### Exercise brief
Collect every line in the records below that contains the word "name".

--- start of Record list ---

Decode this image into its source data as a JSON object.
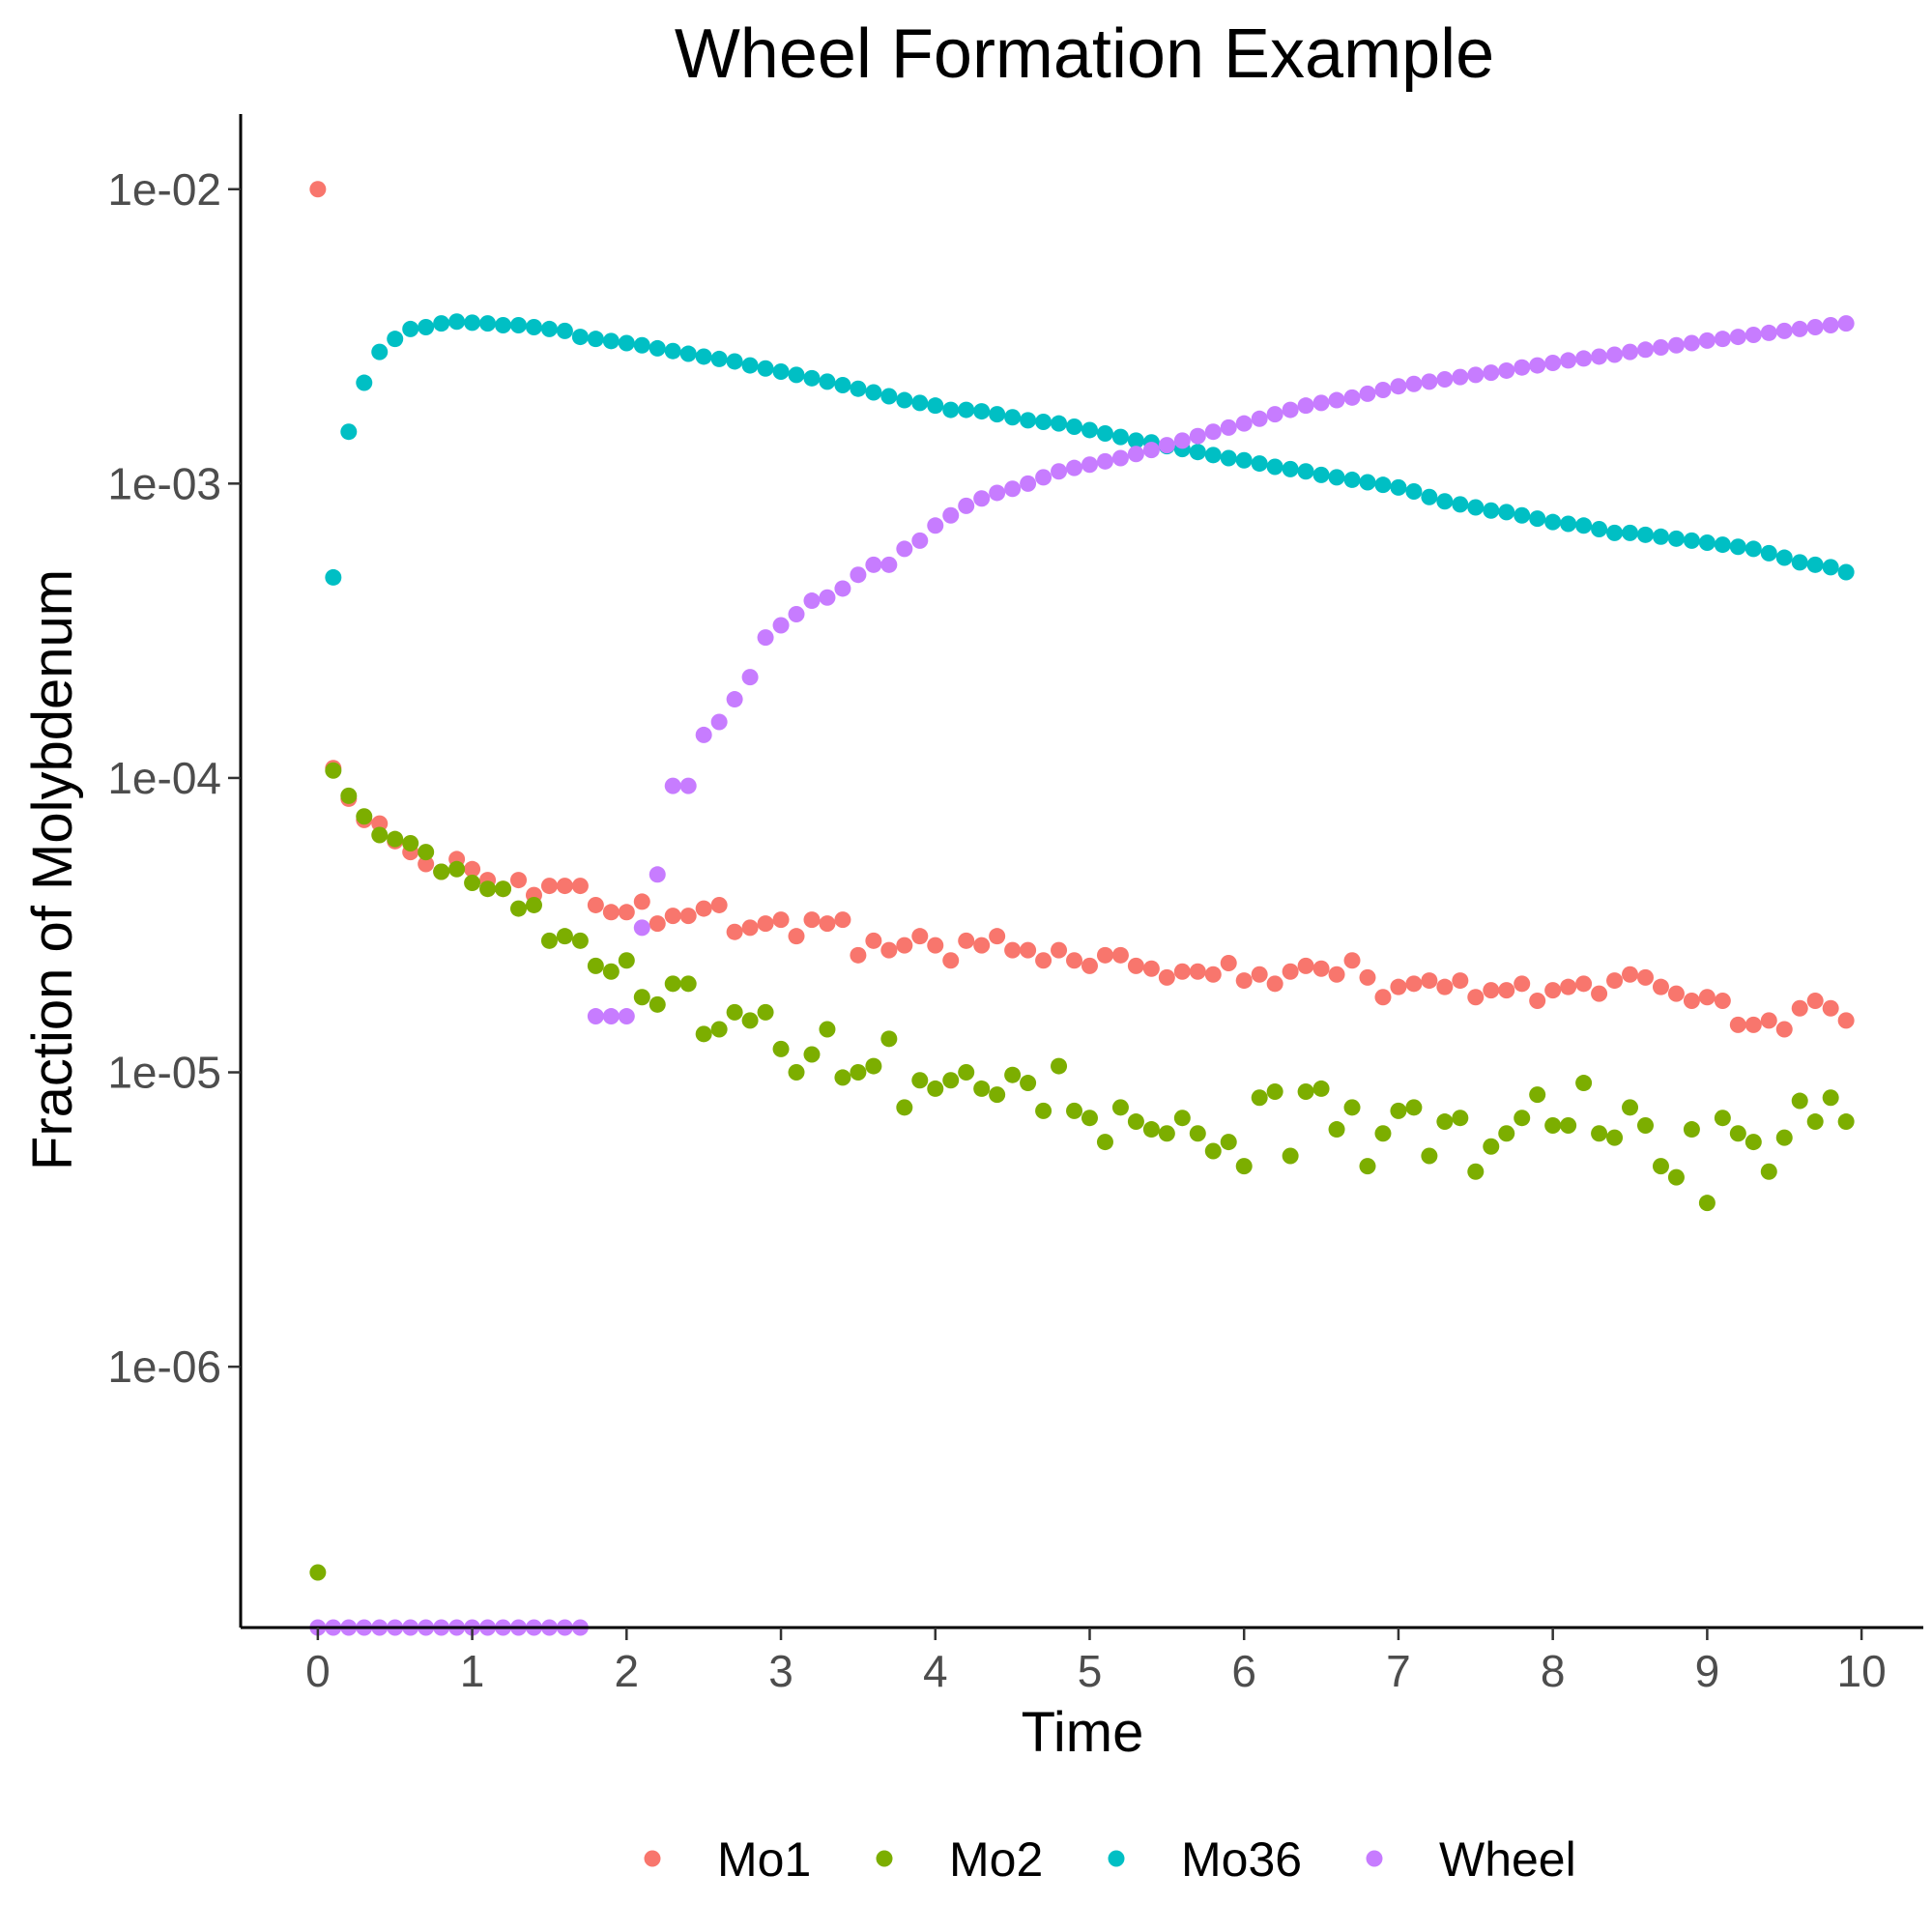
{
  "chart_data": {
    "type": "scatter",
    "title": "Wheel Formation Example",
    "xlabel": "Time",
    "ylabel": "Fraction of Molybdenum",
    "x_scale": "linear",
    "y_scale": "log10",
    "xlim": [
      -0.5,
      10.4
    ],
    "ylim": [
      1.3e-07,
      0.018
    ],
    "x_ticks": [
      0,
      1,
      2,
      3,
      4,
      5,
      6,
      7,
      8,
      9,
      10
    ],
    "x_tick_labels": [
      "0",
      "1",
      "2",
      "3",
      "4",
      "5",
      "6",
      "7",
      "8",
      "9",
      "10"
    ],
    "y_ticks": [
      1e-06,
      1e-05,
      0.0001,
      0.001,
      0.01
    ],
    "y_tick_labels": [
      "1e-06",
      "1e-05",
      "1e-04",
      "1e-03",
      "1e-02"
    ],
    "grid": false,
    "legend_position": "bottom",
    "x": [
      0,
      0.1,
      0.2,
      0.3,
      0.4,
      0.5,
      0.6,
      0.7,
      0.8,
      0.9,
      1.0,
      1.1,
      1.2,
      1.3,
      1.4,
      1.5,
      1.6,
      1.7,
      1.8,
      1.9,
      2.0,
      2.1,
      2.2,
      2.3,
      2.4,
      2.5,
      2.6,
      2.7,
      2.8,
      2.9,
      3.0,
      3.1,
      3.2,
      3.3,
      3.4,
      3.5,
      3.6,
      3.7,
      3.8,
      3.9,
      4.0,
      4.1,
      4.2,
      4.3,
      4.4,
      4.5,
      4.6,
      4.7,
      4.8,
      4.9,
      5.0,
      5.1,
      5.2,
      5.3,
      5.4,
      5.5,
      5.6,
      5.7,
      5.8,
      5.9,
      6.0,
      6.1,
      6.2,
      6.3,
      6.4,
      6.5,
      6.6,
      6.7,
      6.8,
      6.9,
      7.0,
      7.1,
      7.2,
      7.3,
      7.4,
      7.5,
      7.6,
      7.7,
      7.8,
      7.9,
      8.0,
      8.1,
      8.2,
      8.3,
      8.4,
      8.5,
      8.6,
      8.7,
      8.8,
      8.9,
      9.0,
      9.1,
      9.2,
      9.3,
      9.4,
      9.5,
      9.6,
      9.7,
      9.8,
      9.9
    ],
    "series": [
      {
        "name": "Mo1",
        "color": "#F8766D",
        "values": [
          0.01,
          0.000108,
          8.5e-05,
          7.2e-05,
          7e-05,
          6.1e-05,
          5.6e-05,
          5.1e-05,
          4.8e-05,
          5.3e-05,
          4.9e-05,
          4.5e-05,
          4.2e-05,
          4.5e-05,
          4e-05,
          4.3e-05,
          4.3e-05,
          4.3e-05,
          3.7e-05,
          3.5e-05,
          3.5e-05,
          3.8e-05,
          3.2e-05,
          3.4e-05,
          3.4e-05,
          3.6e-05,
          3.7e-05,
          3e-05,
          3.1e-05,
          3.2e-05,
          3.3e-05,
          2.9e-05,
          3.3e-05,
          3.2e-05,
          3.3e-05,
          2.5e-05,
          2.8e-05,
          2.6e-05,
          2.7e-05,
          2.9e-05,
          2.7e-05,
          2.4e-05,
          2.8e-05,
          2.7e-05,
          2.9e-05,
          2.6e-05,
          2.6e-05,
          2.4e-05,
          2.6e-05,
          2.4e-05,
          2.3e-05,
          2.5e-05,
          2.5e-05,
          2.3e-05,
          2.25e-05,
          2.1e-05,
          2.2e-05,
          2.2e-05,
          2.15e-05,
          2.35e-05,
          2.05e-05,
          2.15e-05,
          2e-05,
          2.2e-05,
          2.3e-05,
          2.25e-05,
          2.15e-05,
          2.4e-05,
          2.1e-05,
          1.8e-05,
          1.95e-05,
          2e-05,
          2.05e-05,
          1.95e-05,
          2.05e-05,
          1.8e-05,
          1.9e-05,
          1.9e-05,
          2e-05,
          1.75e-05,
          1.9e-05,
          1.95e-05,
          2e-05,
          1.85e-05,
          2.05e-05,
          2.15e-05,
          2.1e-05,
          1.95e-05,
          1.85e-05,
          1.75e-05,
          1.8e-05,
          1.75e-05,
          1.45e-05,
          1.45e-05,
          1.5e-05,
          1.4e-05,
          1.65e-05,
          1.75e-05,
          1.65e-05,
          1.5e-05
        ]
      },
      {
        "name": "Mo2",
        "color": "#7CAE00",
        "values": [
          2e-07,
          0.000106,
          8.7e-05,
          7.4e-05,
          6.4e-05,
          6.2e-05,
          6e-05,
          5.6e-05,
          4.8e-05,
          4.9e-05,
          4.4e-05,
          4.2e-05,
          4.2e-05,
          3.6e-05,
          3.7e-05,
          2.8e-05,
          2.9e-05,
          2.8e-05,
          2.3e-05,
          2.2e-05,
          2.4e-05,
          1.8e-05,
          1.7e-05,
          2e-05,
          2e-05,
          1.35e-05,
          1.4e-05,
          1.6e-05,
          1.5e-05,
          1.6e-05,
          1.2e-05,
          1e-05,
          1.15e-05,
          1.4e-05,
          9.6e-06,
          1e-05,
          1.05e-05,
          1.3e-05,
          7.6e-06,
          9.4e-06,
          8.8e-06,
          9.4e-06,
          1e-05,
          8.8e-06,
          8.4e-06,
          9.8e-06,
          9.2e-06,
          7.4e-06,
          1.05e-05,
          7.4e-06,
          7e-06,
          5.8e-06,
          7.6e-06,
          6.8e-06,
          6.4e-06,
          6.2e-06,
          7e-06,
          6.2e-06,
          5.4e-06,
          5.8e-06,
          4.8e-06,
          8.2e-06,
          8.6e-06,
          5.2e-06,
          8.6e-06,
          8.8e-06,
          6.4e-06,
          7.6e-06,
          4.8e-06,
          6.2e-06,
          7.4e-06,
          7.6e-06,
          5.2e-06,
          6.8e-06,
          7e-06,
          4.6e-06,
          5.6e-06,
          6.2e-06,
          7e-06,
          8.4e-06,
          6.6e-06,
          6.6e-06,
          9.2e-06,
          6.2e-06,
          6e-06,
          7.6e-06,
          6.6e-06,
          4.8e-06,
          4.4e-06,
          6.4e-06,
          3.6e-06,
          7e-06,
          6.2e-06,
          5.8e-06,
          4.6e-06,
          6e-06,
          8e-06,
          6.8e-06,
          8.2e-06,
          6.8e-06
        ]
      },
      {
        "name": "Mo36",
        "color": "#00BFC4",
        "values": [
          null,
          0.00048,
          0.0015,
          0.0022,
          0.0028,
          0.0031,
          0.00335,
          0.0034,
          0.0035,
          0.00355,
          0.00352,
          0.0035,
          0.00345,
          0.00345,
          0.0034,
          0.00335,
          0.0033,
          0.00315,
          0.0031,
          0.00305,
          0.003,
          0.00295,
          0.00288,
          0.00282,
          0.00276,
          0.0027,
          0.00265,
          0.0026,
          0.00252,
          0.00246,
          0.0024,
          0.00234,
          0.00228,
          0.00222,
          0.00216,
          0.0021,
          0.00204,
          0.00198,
          0.00192,
          0.00188,
          0.00184,
          0.00178,
          0.00178,
          0.00176,
          0.00172,
          0.00168,
          0.00164,
          0.00162,
          0.0016,
          0.00156,
          0.00152,
          0.00148,
          0.00144,
          0.0014,
          0.00138,
          0.00134,
          0.00131,
          0.00128,
          0.00125,
          0.00122,
          0.0012,
          0.00117,
          0.00114,
          0.00112,
          0.0011,
          0.00107,
          0.00105,
          0.00103,
          0.00101,
          0.00099,
          0.00097,
          0.00094,
          0.0009,
          0.00087,
          0.00085,
          0.00083,
          0.00081,
          0.0008,
          0.00078,
          0.00076,
          0.00074,
          0.00073,
          0.00072,
          0.0007,
          0.00068,
          0.00068,
          0.00067,
          0.00066,
          0.00065,
          0.00064,
          0.00063,
          0.00062,
          0.00061,
          0.0006,
          0.00058,
          0.00056,
          0.00054,
          0.00053,
          0.00052,
          0.0005
        ]
      },
      {
        "name": "Wheel",
        "color": "#C77CFF",
        "values": [
          1.3e-07,
          1.3e-07,
          1.3e-07,
          1.3e-07,
          1.3e-07,
          1.3e-07,
          1.3e-07,
          1.3e-07,
          1.3e-07,
          1.3e-07,
          1.3e-07,
          1.3e-07,
          1.3e-07,
          1.3e-07,
          1.3e-07,
          1.3e-07,
          1.3e-07,
          1.3e-07,
          1.55e-05,
          1.55e-05,
          1.55e-05,
          3.1e-05,
          4.7e-05,
          9.4e-05,
          9.4e-05,
          0.00014,
          0.000155,
          0.000185,
          0.00022,
          0.0003,
          0.00033,
          0.00036,
          0.0004,
          0.00041,
          0.00044,
          0.00049,
          0.00053,
          0.00053,
          0.0006,
          0.00064,
          0.00072,
          0.00078,
          0.00084,
          0.00089,
          0.00093,
          0.00096,
          0.001,
          0.00105,
          0.0011,
          0.00113,
          0.00116,
          0.00119,
          0.00122,
          0.00126,
          0.0013,
          0.00135,
          0.0014,
          0.00145,
          0.0015,
          0.00155,
          0.0016,
          0.00166,
          0.00172,
          0.00178,
          0.00184,
          0.00188,
          0.00192,
          0.00196,
          0.00202,
          0.00208,
          0.00214,
          0.00218,
          0.00222,
          0.00226,
          0.0023,
          0.00234,
          0.00238,
          0.00242,
          0.00248,
          0.00252,
          0.00257,
          0.00262,
          0.00266,
          0.0027,
          0.00274,
          0.0028,
          0.00285,
          0.0029,
          0.00295,
          0.003,
          0.00306,
          0.0031,
          0.00315,
          0.0032,
          0.00325,
          0.0033,
          0.00335,
          0.0034,
          0.00345,
          0.0035
        ]
      }
    ]
  }
}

--- end of Record list ---

### Full response
        "name": "Mo1",
        "name": "Mo2",
        "name": "Mo36",
        "name": "Wheel",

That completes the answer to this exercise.